DOCUMENT TEXT |
Dalhousie University is an important component of a university-government-industry cluster focused on oceans industry and research, located in Halifax and the adjacent city of Dartmouth. The cluster is Canada’s third largest oceans industry cluster (after Vancouver and Victoria) and the largest on Canada’s Atlantic Coast. It is also a major center for ocean research and development. For example, the Bedford Institute of Oceanography is the home of 500 ocean scientists, engineers, technicians, natural resource managers and support staff. It conducts research on a wide range of topics including ocean modeling, impacts of climate change, environmental protection, fisheries and natural resource management. Defence Research Development Canada Atlantic has 240 staff and undertakes defence related research on topics such as underwater sensing and detection, modelling and simulation, and naval platform design.

Environment Canada is a large government department employing about 6000 people nationally with an annual budget of over half a billion dollars. About 60% of its workforce and 80% of its budget is devoted to science and technology. Its mandate includes forecasting weather and environmental change. It has close ties with Dalhousie University which provides office space for a number of its employees in the Department of Oceanography. Joint research activities include storm surge and flood forecasting, flood risk assessment, and more recently, coupled atmosphere-ocean modeling and data assimilation.

SUPPLIED INFORMATION |

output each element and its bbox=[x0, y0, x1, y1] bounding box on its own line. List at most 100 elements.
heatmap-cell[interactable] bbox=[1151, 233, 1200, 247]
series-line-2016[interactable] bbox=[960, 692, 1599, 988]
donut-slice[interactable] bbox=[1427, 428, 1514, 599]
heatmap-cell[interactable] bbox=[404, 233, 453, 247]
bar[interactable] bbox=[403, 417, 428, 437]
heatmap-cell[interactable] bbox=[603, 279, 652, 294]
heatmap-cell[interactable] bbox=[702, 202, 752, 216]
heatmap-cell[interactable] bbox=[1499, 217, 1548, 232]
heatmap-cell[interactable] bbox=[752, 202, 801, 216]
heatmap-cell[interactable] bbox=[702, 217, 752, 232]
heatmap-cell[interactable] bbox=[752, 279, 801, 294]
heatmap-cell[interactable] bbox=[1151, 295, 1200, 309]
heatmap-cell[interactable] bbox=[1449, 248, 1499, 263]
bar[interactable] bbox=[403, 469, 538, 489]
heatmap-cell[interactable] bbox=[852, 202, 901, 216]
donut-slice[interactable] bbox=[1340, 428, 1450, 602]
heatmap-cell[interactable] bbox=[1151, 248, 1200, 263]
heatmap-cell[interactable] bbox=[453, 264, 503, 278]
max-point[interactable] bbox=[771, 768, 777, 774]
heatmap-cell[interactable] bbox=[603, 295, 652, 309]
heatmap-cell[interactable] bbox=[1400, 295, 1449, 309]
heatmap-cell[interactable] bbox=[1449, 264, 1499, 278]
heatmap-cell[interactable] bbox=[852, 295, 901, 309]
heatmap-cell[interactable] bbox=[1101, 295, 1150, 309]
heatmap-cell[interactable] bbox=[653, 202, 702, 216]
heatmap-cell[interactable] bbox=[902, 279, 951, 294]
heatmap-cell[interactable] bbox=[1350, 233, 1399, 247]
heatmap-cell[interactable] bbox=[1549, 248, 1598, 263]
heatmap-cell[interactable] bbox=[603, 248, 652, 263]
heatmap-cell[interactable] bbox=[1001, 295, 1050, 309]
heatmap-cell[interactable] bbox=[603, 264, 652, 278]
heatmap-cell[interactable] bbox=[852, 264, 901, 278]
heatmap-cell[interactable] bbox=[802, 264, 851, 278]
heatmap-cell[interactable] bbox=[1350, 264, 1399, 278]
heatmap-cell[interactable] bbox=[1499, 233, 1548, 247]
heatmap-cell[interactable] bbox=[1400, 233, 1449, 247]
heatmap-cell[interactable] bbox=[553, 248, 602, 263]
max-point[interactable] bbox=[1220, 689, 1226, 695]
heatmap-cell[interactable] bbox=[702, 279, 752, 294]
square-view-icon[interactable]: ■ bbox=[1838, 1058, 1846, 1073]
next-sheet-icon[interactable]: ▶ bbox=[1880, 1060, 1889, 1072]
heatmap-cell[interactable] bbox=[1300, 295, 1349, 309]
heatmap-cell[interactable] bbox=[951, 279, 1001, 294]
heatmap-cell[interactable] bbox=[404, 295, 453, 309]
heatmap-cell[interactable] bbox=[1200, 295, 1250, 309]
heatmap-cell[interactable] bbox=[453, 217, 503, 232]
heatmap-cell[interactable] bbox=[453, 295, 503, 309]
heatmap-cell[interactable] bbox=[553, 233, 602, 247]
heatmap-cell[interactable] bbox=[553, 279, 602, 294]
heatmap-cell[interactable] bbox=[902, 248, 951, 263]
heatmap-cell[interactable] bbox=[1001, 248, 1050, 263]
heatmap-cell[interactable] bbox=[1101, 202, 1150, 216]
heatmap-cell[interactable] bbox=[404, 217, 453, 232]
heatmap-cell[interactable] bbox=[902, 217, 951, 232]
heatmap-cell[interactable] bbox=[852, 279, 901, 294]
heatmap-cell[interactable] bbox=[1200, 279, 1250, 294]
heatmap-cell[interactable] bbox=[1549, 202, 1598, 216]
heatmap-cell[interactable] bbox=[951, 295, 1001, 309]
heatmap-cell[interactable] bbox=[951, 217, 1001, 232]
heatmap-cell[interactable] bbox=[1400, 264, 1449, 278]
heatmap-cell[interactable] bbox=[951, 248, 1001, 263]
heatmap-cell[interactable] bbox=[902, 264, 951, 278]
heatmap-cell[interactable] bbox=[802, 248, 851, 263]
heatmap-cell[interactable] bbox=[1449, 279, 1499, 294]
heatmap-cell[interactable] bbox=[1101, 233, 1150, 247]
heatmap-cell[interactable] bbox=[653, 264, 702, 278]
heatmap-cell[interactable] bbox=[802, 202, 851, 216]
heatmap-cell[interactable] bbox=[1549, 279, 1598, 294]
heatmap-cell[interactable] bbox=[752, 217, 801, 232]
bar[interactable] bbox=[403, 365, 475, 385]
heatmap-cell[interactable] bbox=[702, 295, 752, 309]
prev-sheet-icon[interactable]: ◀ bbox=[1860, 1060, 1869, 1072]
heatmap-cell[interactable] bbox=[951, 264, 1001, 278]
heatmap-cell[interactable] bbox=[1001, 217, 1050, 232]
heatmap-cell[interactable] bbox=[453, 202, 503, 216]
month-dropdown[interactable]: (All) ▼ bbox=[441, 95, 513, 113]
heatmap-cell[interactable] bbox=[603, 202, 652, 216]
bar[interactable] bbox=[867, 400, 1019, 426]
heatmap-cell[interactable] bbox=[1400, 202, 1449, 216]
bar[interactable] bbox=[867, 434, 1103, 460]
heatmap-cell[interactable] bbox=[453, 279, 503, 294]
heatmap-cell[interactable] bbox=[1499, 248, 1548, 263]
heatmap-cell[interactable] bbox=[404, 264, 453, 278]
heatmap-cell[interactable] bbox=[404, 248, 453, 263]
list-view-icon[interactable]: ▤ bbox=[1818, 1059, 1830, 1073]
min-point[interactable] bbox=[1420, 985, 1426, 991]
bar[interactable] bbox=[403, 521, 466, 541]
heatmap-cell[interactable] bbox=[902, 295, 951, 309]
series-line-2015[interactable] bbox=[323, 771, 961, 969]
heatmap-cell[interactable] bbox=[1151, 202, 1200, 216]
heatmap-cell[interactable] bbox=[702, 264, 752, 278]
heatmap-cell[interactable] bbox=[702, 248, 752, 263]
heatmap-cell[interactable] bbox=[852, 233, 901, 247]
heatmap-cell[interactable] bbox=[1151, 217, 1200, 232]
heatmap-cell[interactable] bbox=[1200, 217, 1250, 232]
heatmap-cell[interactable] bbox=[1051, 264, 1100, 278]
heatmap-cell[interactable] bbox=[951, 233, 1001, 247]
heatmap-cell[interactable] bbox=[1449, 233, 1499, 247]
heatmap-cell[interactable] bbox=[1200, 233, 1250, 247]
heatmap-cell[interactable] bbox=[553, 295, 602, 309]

THE TASKS |
1 – Write out the whole passage on the Halifax oceans research cluster word for word.
2 – Copy out, without changes, everything in the rows from the very first one down through the line that contains "heatmap-cell[interactable] bbox=[1151, 295, 1200, 309]". Include both of those lines and nothing past them.

PER-TASK OUTPUTS |
1 –
Dalhousie University is an important component of a university-government-industry cluster focused on oceans industry and research, located in Halifax and the adjacent city of Dartmouth. The cluster is Canada’s third largest oceans industry cluster (after Vancouver and Victoria) and the largest on Canada’s Atlantic Coast. It is also a major center for ocean research and development. For example, the Bedford Institute of Oceanography is the home of 500 ocean scientists, engineers, technicians, natural resource managers and support staff. It conducts research on a wide range of topics including ocean modeling, impacts of climate change, environmental protection, fisheries and natural resource management. Defence Research Development Canada Atlantic has 240 staff and undertakes defence related research on topics such as underwater sensing and detection, modelling and simulation, and naval platform design.

Environment Canada is a large government department employing about 6000 people nationally with an annual budget of over half a billion dollars. About 60% of its workforce and 80% of its budget is devoted to science and technology. Its mandate includes forecasting weather and environmental change. It has close ties with Dalhousie University which provides office space for a number of its employees in the Department of Oceanography. Joint research activities include storm surge and flood forecasting, flood risk assessment, and more recently, coupled atmosphere-ocean modeling and data assimilation.

2 –
output each element and its bbox=[x0, y0, x1, y1] bounding box on its own line. List at most 100 elements.
heatmap-cell[interactable] bbox=[1151, 233, 1200, 247]
series-line-2016[interactable] bbox=[960, 692, 1599, 988]
donut-slice[interactable] bbox=[1427, 428, 1514, 599]
heatmap-cell[interactable] bbox=[404, 233, 453, 247]
bar[interactable] bbox=[403, 417, 428, 437]
heatmap-cell[interactable] bbox=[603, 279, 652, 294]
heatmap-cell[interactable] bbox=[702, 202, 752, 216]
heatmap-cell[interactable] bbox=[1499, 217, 1548, 232]
heatmap-cell[interactable] bbox=[752, 202, 801, 216]
heatmap-cell[interactable] bbox=[702, 217, 752, 232]
heatmap-cell[interactable] bbox=[752, 279, 801, 294]
heatmap-cell[interactable] bbox=[1151, 295, 1200, 309]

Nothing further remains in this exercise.